### [DIRECTION]
From the listing below, copy every line with the word "this".
==================================================
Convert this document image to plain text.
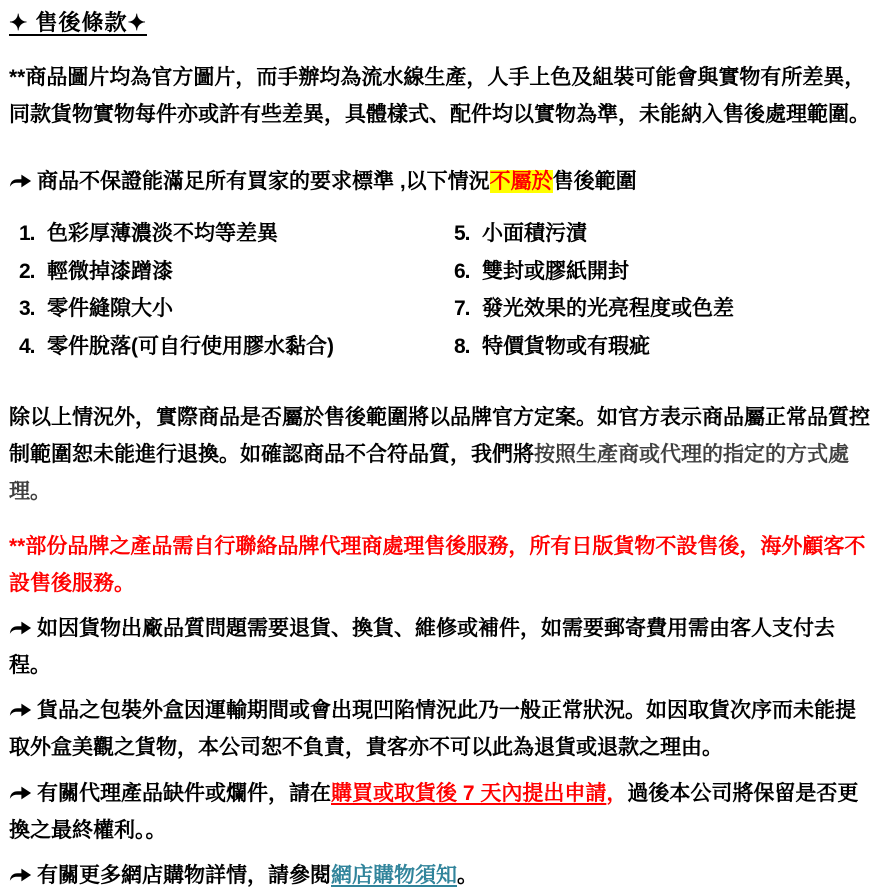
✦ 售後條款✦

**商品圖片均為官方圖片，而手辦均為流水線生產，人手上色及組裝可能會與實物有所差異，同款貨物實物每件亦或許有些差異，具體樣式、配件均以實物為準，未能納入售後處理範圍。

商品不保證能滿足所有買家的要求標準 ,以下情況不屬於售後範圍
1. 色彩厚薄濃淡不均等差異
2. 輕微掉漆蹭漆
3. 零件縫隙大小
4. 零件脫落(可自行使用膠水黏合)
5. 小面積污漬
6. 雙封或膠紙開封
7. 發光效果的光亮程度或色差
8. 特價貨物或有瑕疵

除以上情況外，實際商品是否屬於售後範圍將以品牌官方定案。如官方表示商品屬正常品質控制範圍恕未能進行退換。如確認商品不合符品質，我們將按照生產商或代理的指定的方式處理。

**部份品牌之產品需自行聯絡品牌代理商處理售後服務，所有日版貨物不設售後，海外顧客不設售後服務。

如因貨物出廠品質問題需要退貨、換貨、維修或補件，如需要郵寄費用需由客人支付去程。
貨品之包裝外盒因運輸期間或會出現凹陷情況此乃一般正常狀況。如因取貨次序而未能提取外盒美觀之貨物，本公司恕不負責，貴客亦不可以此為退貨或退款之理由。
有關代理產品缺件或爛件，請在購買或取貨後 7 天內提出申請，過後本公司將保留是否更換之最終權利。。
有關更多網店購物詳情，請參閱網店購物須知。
==================================================
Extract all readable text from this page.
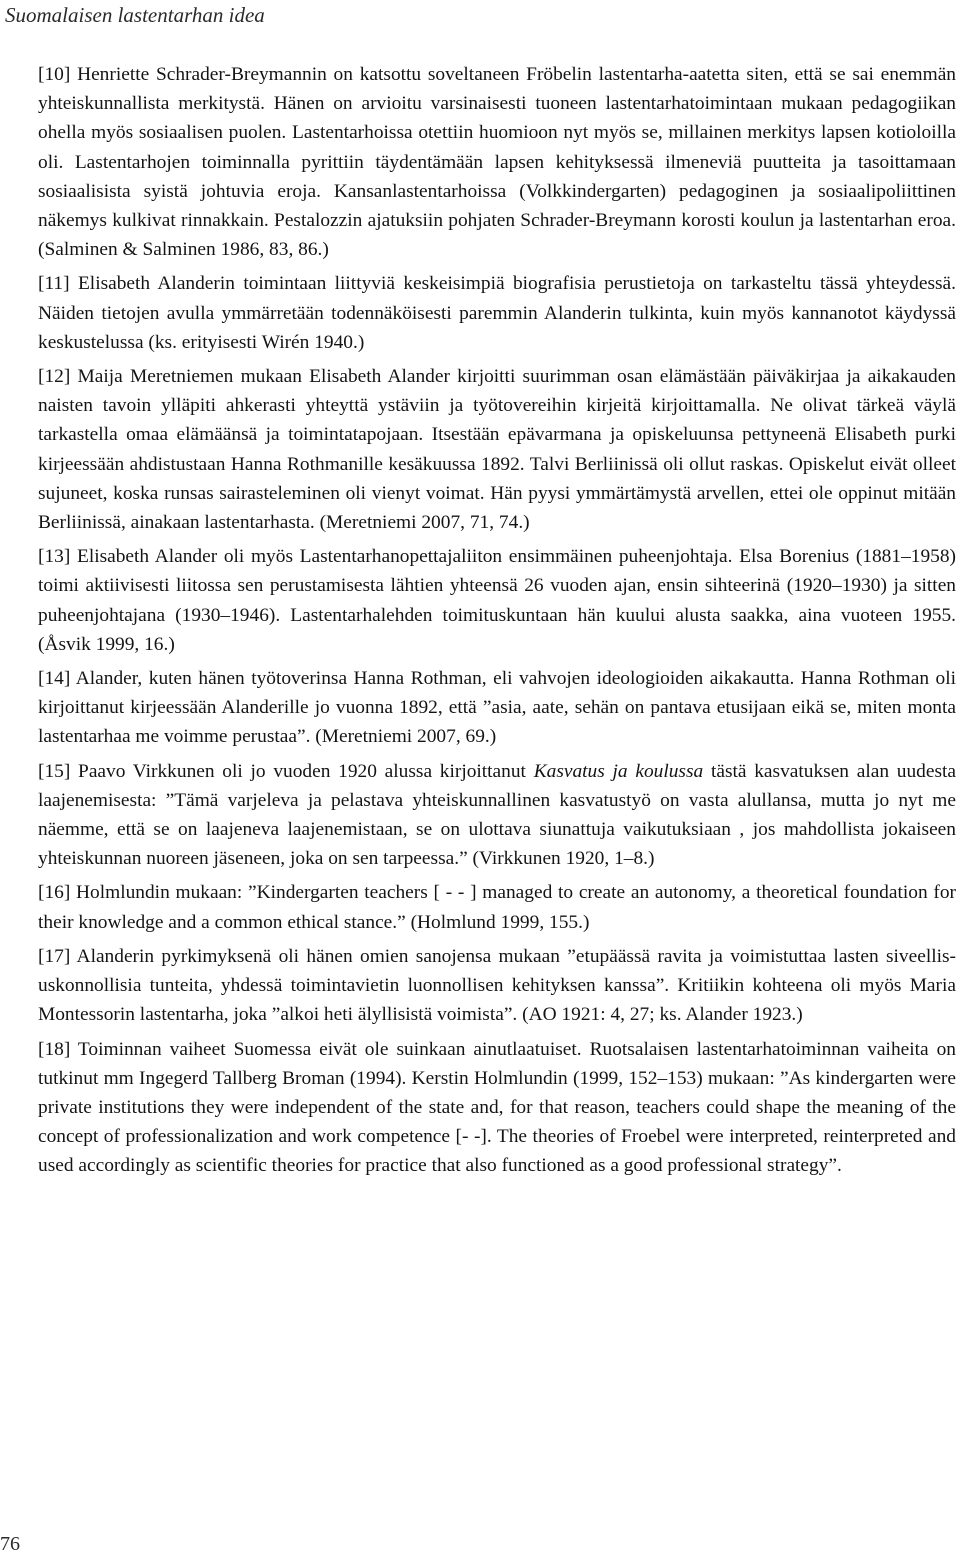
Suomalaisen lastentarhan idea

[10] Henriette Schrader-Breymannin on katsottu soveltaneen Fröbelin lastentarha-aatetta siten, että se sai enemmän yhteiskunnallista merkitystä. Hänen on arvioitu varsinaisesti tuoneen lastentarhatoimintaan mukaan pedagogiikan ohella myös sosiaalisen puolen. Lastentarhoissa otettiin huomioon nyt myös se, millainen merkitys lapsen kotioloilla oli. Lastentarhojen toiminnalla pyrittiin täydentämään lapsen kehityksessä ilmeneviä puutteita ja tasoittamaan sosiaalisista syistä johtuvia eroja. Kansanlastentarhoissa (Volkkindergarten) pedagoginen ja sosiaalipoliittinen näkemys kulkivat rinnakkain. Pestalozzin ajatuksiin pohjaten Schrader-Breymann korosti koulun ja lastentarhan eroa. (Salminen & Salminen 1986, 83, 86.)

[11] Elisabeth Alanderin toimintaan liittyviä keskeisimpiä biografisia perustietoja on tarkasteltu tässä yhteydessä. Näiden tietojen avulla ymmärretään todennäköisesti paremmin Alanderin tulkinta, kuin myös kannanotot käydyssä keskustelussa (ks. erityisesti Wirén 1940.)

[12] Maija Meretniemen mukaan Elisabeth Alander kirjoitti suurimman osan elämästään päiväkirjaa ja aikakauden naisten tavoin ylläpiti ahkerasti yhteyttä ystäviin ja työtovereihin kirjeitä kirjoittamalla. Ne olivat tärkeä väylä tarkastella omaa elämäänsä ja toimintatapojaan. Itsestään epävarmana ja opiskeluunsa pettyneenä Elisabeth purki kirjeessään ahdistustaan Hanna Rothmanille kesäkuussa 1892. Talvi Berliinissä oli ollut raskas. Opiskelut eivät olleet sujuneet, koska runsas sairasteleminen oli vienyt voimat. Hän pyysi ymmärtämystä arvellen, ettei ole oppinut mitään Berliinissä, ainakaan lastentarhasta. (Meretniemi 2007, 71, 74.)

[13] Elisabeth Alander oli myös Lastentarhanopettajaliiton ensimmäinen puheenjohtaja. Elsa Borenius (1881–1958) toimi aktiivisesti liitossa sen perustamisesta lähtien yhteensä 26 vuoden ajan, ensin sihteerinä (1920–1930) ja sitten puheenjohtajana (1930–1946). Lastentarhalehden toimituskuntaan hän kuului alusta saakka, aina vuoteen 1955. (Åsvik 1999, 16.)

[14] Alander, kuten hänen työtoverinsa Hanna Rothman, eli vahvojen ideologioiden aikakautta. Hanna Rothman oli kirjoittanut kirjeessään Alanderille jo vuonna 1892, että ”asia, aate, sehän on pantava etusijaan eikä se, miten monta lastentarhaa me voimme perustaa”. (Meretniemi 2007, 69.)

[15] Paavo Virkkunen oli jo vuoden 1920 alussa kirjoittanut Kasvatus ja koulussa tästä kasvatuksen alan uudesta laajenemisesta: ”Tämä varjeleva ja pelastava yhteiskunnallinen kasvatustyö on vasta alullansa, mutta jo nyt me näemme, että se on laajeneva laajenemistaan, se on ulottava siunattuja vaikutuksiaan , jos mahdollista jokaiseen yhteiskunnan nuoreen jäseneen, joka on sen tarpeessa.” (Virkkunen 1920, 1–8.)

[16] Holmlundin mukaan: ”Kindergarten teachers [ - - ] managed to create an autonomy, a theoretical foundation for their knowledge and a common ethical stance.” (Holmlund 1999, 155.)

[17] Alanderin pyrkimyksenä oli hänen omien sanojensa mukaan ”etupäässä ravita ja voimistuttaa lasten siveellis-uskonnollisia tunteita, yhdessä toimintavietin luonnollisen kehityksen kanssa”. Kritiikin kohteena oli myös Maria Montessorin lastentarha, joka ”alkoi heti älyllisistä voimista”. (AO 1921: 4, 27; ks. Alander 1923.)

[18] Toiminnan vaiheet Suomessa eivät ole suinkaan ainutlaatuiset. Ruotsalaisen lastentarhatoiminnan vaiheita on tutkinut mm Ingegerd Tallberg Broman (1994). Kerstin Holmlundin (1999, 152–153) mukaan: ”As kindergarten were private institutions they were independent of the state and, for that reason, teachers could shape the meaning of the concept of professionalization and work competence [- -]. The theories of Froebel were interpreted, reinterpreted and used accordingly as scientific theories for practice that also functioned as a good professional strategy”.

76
==================================================
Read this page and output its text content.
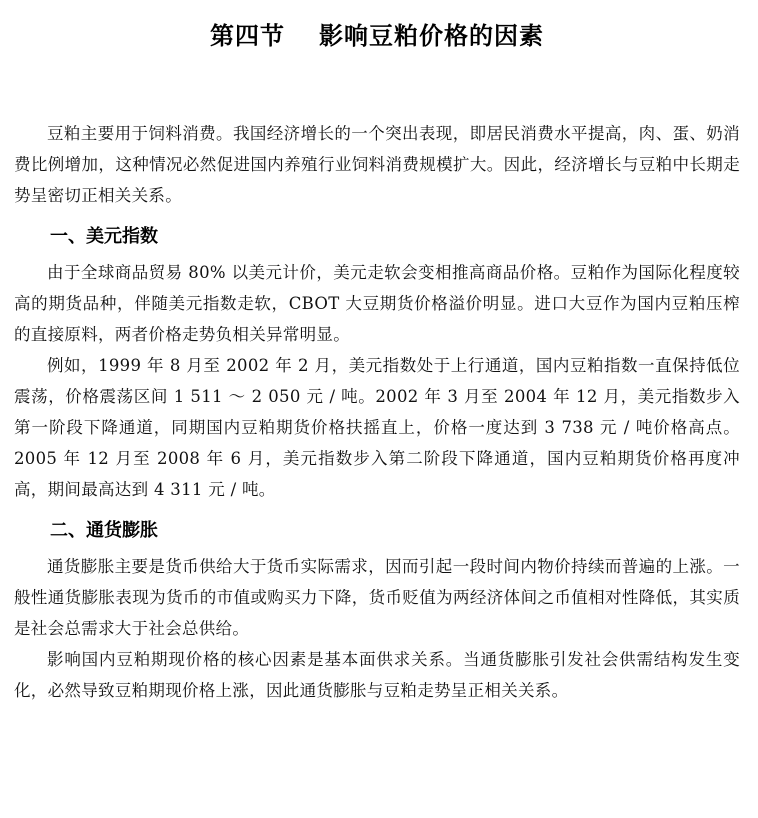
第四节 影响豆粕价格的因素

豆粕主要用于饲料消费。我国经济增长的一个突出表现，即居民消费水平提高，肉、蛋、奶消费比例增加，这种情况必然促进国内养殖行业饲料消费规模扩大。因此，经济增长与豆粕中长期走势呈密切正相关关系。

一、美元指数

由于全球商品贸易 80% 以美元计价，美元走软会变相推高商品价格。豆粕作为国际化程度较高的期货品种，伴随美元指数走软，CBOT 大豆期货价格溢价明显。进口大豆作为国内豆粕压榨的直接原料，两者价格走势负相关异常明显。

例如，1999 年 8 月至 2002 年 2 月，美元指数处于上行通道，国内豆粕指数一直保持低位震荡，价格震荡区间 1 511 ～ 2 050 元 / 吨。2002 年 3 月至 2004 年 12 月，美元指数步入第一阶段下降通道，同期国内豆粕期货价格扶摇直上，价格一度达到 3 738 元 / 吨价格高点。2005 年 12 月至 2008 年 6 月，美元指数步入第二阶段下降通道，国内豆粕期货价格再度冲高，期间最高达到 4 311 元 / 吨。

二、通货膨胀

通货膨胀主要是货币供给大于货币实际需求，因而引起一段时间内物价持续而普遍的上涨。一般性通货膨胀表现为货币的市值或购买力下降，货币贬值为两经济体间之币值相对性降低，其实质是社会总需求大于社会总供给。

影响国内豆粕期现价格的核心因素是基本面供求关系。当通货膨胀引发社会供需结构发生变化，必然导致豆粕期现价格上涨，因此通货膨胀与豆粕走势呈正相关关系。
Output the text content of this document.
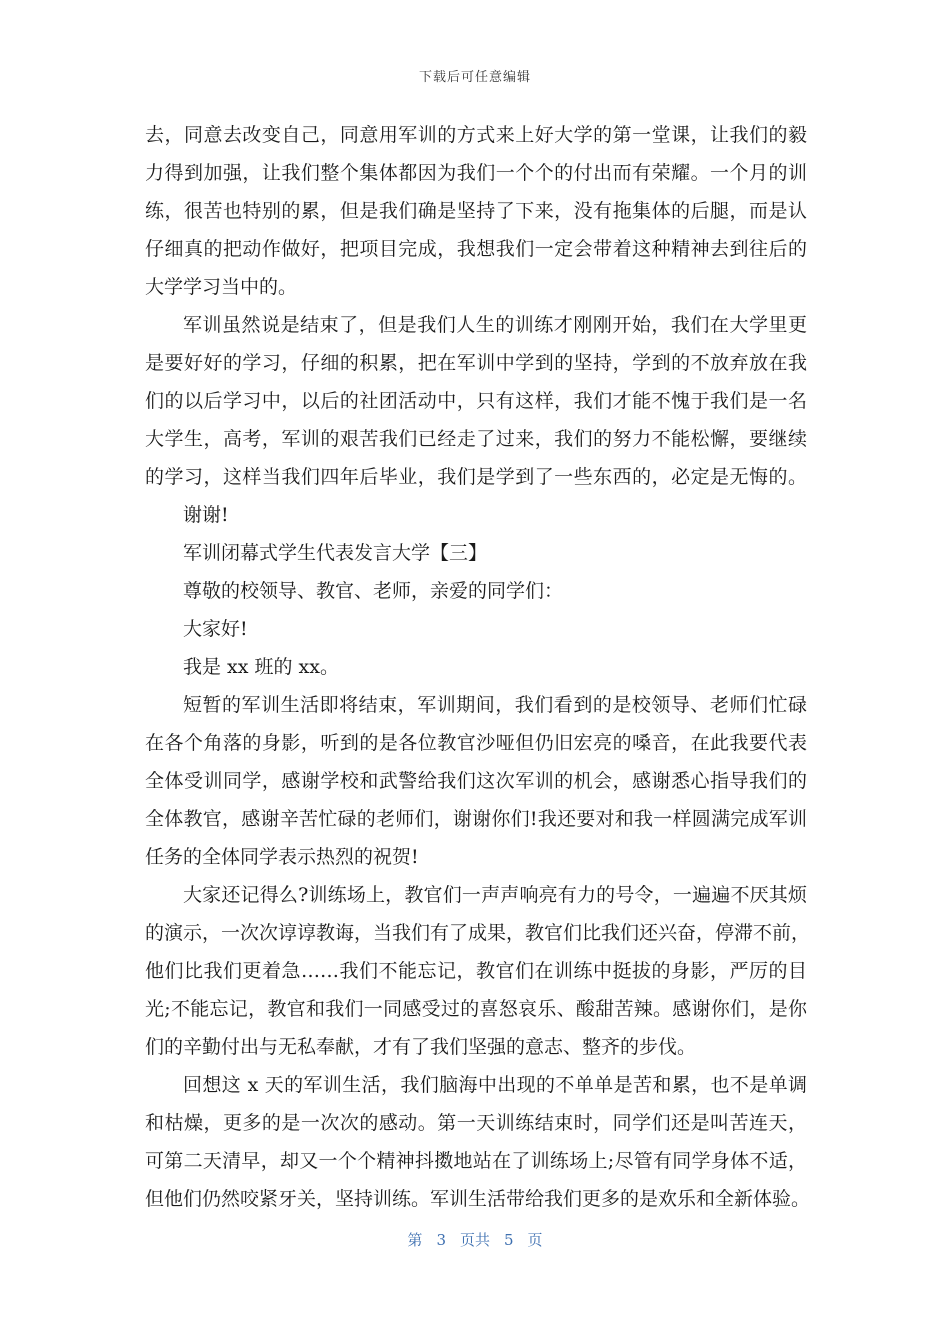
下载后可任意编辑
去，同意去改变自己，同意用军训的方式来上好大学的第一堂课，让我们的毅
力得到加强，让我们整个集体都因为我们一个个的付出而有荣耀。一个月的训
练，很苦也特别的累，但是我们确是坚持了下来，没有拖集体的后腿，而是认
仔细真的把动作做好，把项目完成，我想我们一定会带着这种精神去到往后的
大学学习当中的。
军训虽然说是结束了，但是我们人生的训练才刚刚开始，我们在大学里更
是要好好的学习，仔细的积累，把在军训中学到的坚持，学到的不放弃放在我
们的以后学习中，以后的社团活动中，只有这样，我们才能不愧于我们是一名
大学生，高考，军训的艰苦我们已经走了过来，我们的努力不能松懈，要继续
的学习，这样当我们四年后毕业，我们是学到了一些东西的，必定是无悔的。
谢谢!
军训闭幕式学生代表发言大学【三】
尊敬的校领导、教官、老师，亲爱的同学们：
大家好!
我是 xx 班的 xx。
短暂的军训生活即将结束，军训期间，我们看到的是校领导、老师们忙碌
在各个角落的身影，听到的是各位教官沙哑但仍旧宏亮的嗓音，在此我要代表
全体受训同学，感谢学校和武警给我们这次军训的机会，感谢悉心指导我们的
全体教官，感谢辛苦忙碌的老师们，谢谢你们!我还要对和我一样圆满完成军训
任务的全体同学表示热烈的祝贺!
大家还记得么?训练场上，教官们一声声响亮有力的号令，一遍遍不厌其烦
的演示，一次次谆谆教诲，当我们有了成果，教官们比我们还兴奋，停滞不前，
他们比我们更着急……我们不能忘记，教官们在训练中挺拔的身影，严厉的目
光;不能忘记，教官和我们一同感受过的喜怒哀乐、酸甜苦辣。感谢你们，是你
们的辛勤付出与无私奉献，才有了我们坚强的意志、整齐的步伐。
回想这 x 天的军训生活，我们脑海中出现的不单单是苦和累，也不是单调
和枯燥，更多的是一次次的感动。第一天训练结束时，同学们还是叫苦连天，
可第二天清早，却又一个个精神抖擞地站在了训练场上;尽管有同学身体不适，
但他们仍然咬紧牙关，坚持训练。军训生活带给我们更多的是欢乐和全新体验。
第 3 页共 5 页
==================================================
### [RESULT OF THE TASK]
Convert this document image to plain text.
Extract all readable text from this page.
Read this page and output its text content.
Output the text content of this document.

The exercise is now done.